▶ Given data
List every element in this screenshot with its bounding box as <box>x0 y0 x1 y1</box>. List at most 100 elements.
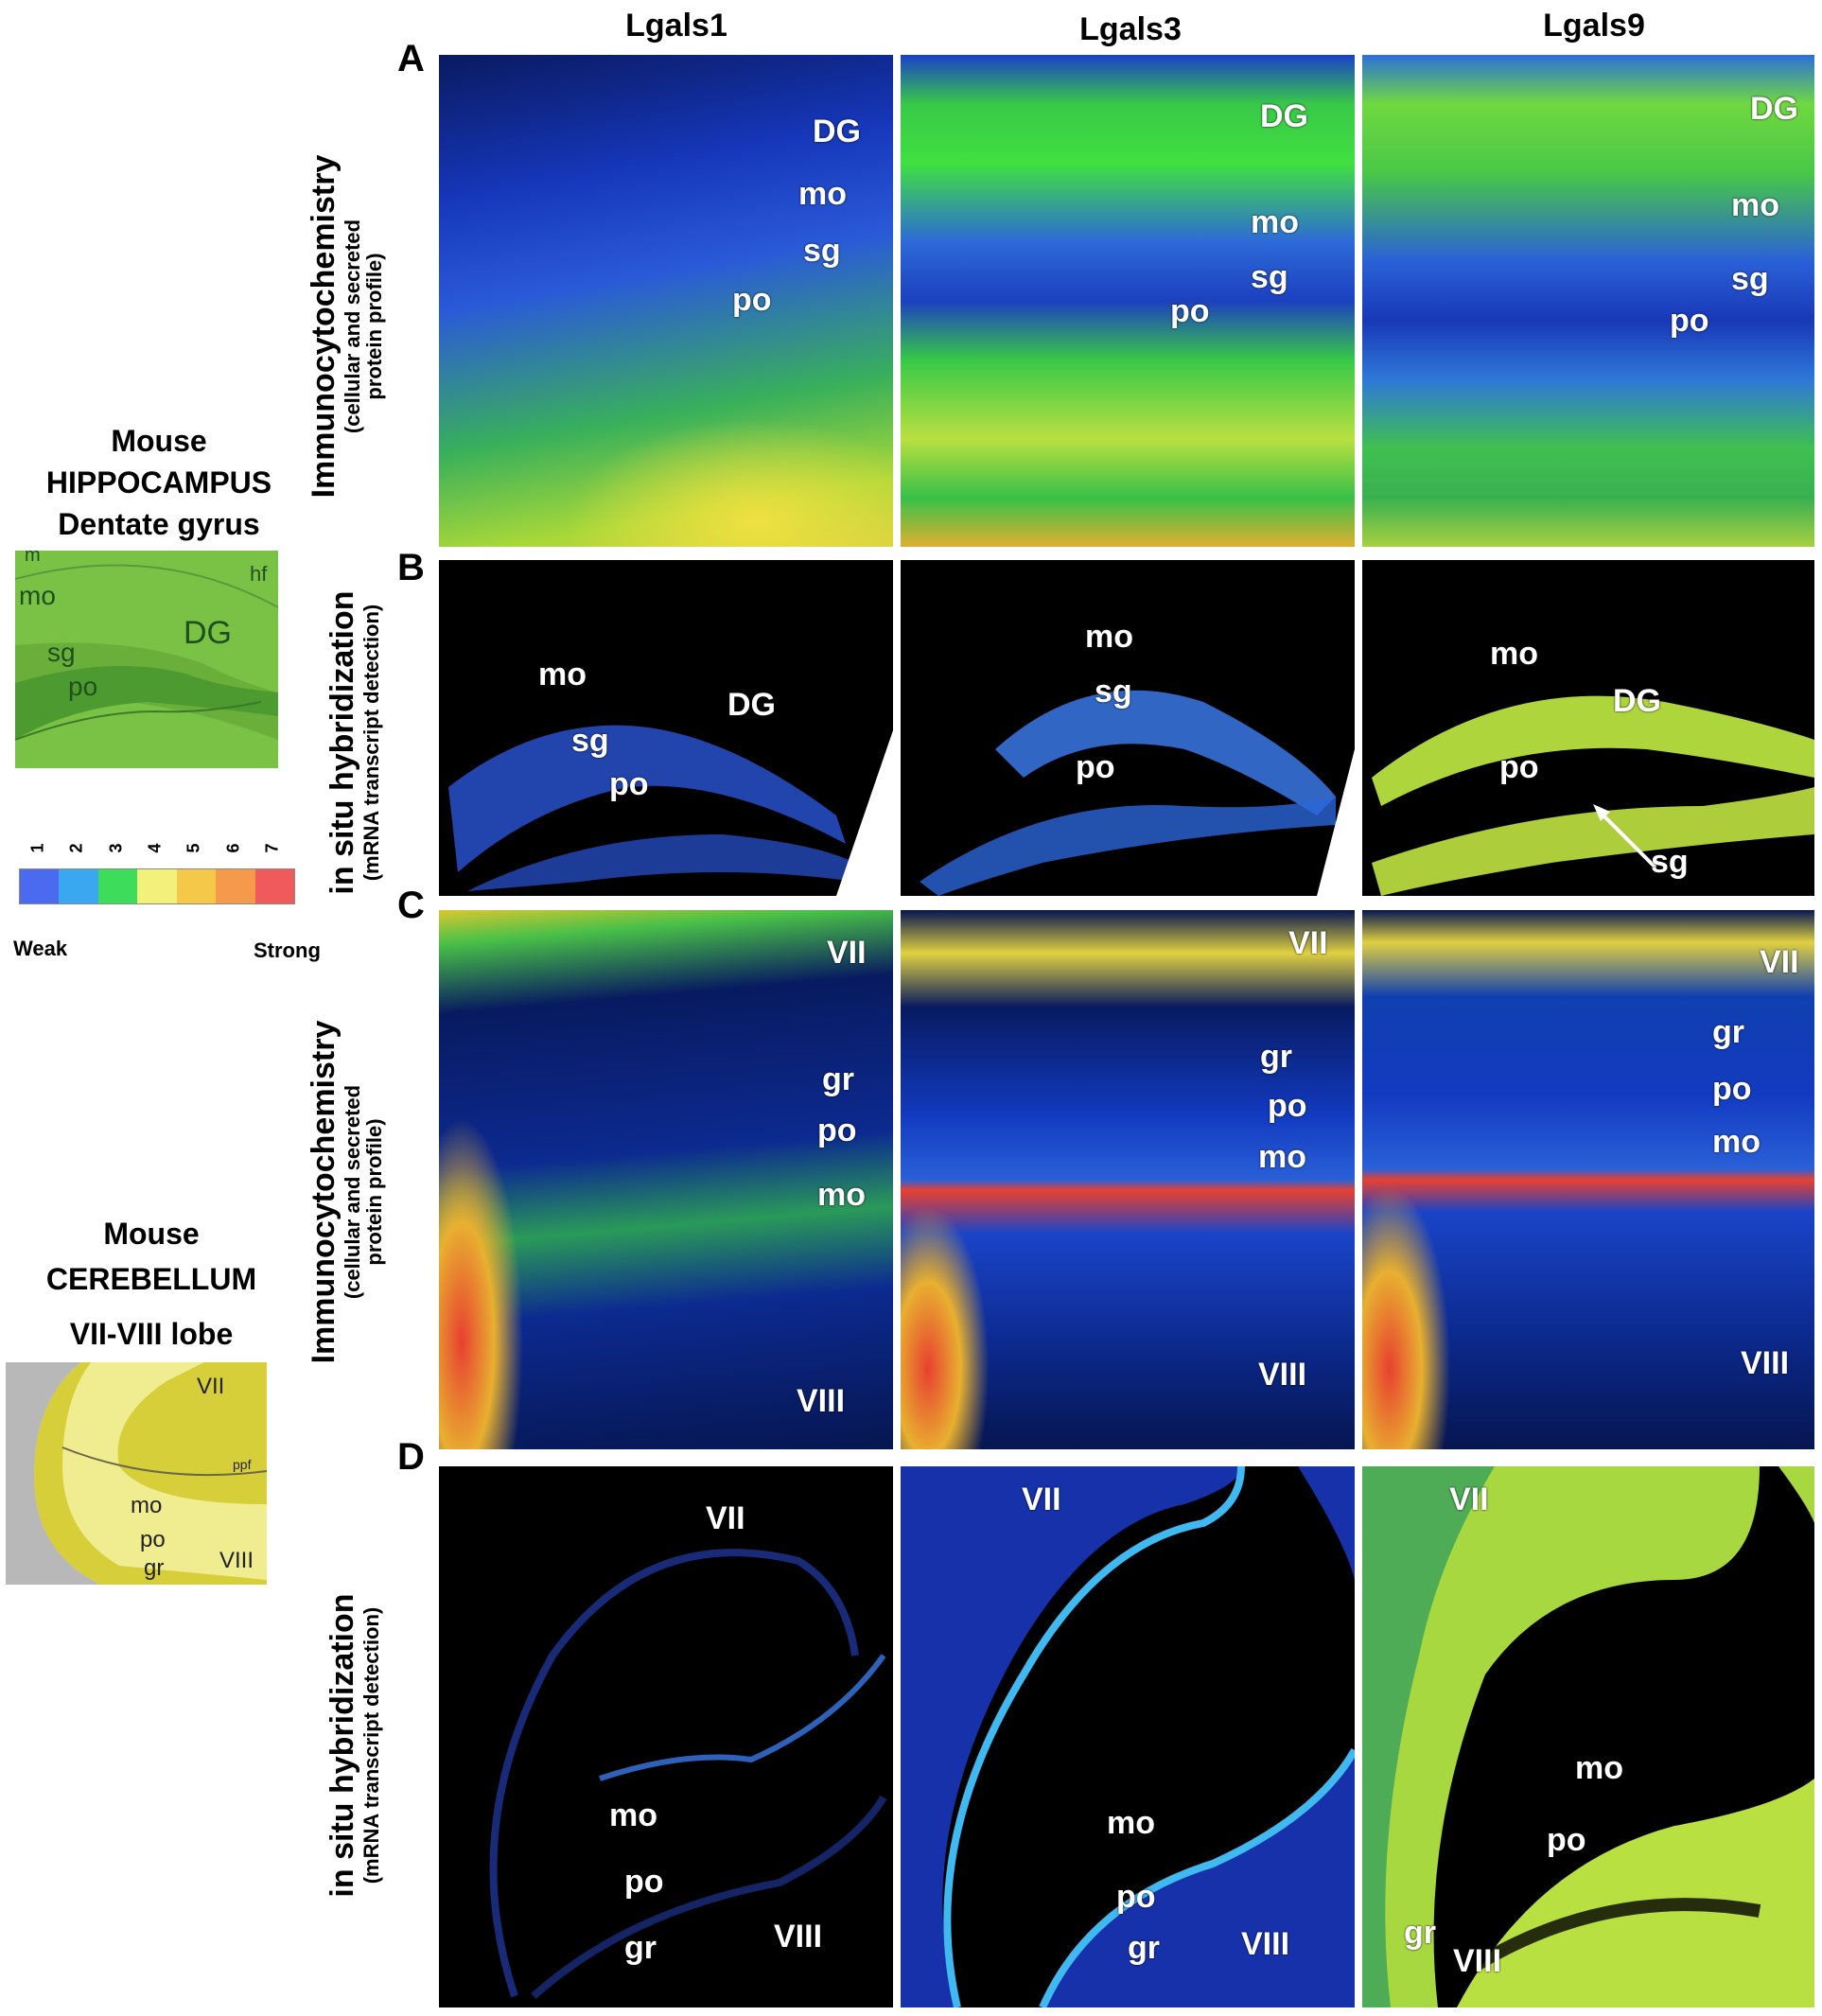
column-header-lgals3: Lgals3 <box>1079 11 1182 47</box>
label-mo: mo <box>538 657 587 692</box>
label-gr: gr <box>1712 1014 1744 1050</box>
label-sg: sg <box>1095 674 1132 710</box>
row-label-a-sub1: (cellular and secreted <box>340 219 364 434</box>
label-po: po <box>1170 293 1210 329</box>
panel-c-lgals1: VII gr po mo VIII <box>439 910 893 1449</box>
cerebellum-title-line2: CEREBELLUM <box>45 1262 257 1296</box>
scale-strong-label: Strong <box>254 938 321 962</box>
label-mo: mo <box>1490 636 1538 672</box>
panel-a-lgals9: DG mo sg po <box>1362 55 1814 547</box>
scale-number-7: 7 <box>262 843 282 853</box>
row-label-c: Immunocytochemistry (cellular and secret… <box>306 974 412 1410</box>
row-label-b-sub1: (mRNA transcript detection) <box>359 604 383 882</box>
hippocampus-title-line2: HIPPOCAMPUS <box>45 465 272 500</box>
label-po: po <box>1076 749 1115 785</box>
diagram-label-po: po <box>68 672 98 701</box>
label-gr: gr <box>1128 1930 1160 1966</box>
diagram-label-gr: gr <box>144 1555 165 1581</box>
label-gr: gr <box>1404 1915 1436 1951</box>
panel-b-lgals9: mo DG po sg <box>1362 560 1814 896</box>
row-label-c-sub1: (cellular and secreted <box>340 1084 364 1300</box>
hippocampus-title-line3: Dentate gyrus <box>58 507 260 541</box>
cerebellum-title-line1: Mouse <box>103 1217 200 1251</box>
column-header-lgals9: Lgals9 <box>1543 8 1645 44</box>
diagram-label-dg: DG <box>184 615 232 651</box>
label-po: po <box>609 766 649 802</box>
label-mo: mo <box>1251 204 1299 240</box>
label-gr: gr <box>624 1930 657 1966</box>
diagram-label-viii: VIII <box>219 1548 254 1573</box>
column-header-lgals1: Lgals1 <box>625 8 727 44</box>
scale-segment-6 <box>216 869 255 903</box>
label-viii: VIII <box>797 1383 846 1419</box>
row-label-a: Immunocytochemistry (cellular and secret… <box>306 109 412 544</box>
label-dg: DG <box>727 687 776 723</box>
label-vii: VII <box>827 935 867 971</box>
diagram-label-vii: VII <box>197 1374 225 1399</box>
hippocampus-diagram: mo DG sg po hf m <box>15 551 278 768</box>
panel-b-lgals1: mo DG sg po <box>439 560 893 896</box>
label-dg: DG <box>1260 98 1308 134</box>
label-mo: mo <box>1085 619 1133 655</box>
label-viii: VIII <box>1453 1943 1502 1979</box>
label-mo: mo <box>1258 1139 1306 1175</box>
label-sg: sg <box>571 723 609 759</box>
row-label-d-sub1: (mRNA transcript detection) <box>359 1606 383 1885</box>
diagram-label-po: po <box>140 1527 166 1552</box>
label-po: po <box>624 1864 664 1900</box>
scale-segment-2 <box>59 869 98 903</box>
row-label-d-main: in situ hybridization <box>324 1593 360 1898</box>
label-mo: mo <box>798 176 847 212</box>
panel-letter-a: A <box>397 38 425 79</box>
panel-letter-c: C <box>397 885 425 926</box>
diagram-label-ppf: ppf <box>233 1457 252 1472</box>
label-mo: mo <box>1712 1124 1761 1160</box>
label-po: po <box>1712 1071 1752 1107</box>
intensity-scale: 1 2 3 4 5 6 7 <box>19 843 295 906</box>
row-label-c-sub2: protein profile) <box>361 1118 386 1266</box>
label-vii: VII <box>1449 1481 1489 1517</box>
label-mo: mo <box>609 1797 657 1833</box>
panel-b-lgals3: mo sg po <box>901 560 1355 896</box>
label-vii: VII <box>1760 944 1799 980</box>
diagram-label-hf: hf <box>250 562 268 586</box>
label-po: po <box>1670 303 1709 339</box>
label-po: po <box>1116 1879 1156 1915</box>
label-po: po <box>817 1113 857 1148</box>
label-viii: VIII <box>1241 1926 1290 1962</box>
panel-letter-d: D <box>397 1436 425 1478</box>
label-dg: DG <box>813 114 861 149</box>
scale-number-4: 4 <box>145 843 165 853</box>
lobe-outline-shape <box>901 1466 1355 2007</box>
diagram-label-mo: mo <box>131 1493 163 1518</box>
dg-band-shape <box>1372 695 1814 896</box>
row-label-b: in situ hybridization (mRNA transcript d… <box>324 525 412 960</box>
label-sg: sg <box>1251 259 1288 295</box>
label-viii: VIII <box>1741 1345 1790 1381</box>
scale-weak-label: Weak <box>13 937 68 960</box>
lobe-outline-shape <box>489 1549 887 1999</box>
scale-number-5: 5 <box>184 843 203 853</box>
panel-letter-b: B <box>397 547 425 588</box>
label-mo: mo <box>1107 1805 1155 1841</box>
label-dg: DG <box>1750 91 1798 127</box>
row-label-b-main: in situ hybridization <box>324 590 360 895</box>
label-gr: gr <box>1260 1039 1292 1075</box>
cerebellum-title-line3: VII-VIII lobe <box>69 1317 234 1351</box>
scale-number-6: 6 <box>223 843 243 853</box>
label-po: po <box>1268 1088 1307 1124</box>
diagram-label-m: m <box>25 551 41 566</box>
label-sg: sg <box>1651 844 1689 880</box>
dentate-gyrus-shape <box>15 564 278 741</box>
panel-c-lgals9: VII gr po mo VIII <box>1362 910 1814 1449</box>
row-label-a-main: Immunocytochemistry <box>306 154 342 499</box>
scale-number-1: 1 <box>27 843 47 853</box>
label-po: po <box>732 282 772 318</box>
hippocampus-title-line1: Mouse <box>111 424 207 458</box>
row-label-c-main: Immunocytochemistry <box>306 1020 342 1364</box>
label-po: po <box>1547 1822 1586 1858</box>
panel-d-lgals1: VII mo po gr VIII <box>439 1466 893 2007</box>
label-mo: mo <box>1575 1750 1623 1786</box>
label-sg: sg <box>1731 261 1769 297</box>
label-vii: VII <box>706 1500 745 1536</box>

▶ Exercise goal
In the material above, find each line that contains the word "segment", and select it.

▶ Solution for this task
scale-segment-6 <box>216 869 255 903</box>
scale-segment-2 <box>59 869 98 903</box>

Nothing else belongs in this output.